_The request_. Locate the lines where "Price" occurs and copy them as they stand.

_Extracted entries_.
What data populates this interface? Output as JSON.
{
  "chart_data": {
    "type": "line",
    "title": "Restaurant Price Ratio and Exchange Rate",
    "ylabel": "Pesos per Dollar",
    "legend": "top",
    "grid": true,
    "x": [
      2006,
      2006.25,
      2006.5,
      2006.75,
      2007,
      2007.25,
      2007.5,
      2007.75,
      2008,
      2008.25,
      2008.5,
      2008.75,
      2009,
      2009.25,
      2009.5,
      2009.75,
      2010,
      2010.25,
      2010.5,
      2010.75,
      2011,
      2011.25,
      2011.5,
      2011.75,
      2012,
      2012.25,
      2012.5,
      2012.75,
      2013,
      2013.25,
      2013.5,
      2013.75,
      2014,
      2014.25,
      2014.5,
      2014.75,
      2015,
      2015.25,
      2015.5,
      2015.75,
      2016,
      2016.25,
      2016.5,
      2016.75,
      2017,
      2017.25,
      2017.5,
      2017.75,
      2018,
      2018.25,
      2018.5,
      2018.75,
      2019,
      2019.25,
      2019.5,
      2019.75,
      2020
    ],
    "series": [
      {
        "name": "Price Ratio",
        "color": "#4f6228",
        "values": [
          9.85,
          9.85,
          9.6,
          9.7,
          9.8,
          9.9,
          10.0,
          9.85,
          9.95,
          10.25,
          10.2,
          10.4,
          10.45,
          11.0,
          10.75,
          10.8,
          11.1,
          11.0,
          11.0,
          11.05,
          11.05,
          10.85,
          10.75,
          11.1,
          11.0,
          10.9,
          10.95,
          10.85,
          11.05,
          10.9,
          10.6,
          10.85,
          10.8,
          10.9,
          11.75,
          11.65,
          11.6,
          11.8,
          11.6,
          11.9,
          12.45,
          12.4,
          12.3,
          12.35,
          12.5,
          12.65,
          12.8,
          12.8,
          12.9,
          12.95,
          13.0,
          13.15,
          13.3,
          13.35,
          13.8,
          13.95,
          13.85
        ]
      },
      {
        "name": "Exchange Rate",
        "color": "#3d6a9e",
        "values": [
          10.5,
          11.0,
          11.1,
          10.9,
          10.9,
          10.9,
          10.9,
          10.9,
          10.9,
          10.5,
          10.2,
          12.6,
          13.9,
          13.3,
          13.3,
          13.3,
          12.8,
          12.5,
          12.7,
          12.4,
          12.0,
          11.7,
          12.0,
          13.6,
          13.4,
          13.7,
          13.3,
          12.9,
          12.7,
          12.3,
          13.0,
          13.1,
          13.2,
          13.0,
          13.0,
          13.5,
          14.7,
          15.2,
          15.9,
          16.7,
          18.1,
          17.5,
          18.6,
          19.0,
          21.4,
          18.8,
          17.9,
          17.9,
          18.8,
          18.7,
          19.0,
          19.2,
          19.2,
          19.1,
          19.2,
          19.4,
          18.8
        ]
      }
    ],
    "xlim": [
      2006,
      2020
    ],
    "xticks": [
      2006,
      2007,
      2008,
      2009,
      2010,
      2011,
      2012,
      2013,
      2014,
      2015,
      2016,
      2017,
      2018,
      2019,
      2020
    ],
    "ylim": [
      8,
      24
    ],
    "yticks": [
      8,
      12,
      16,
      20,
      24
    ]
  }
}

_Answer to the problem_.
    "title": "Restaurant Price Ratio and Exchange Rate",
        "name": "Price Ratio",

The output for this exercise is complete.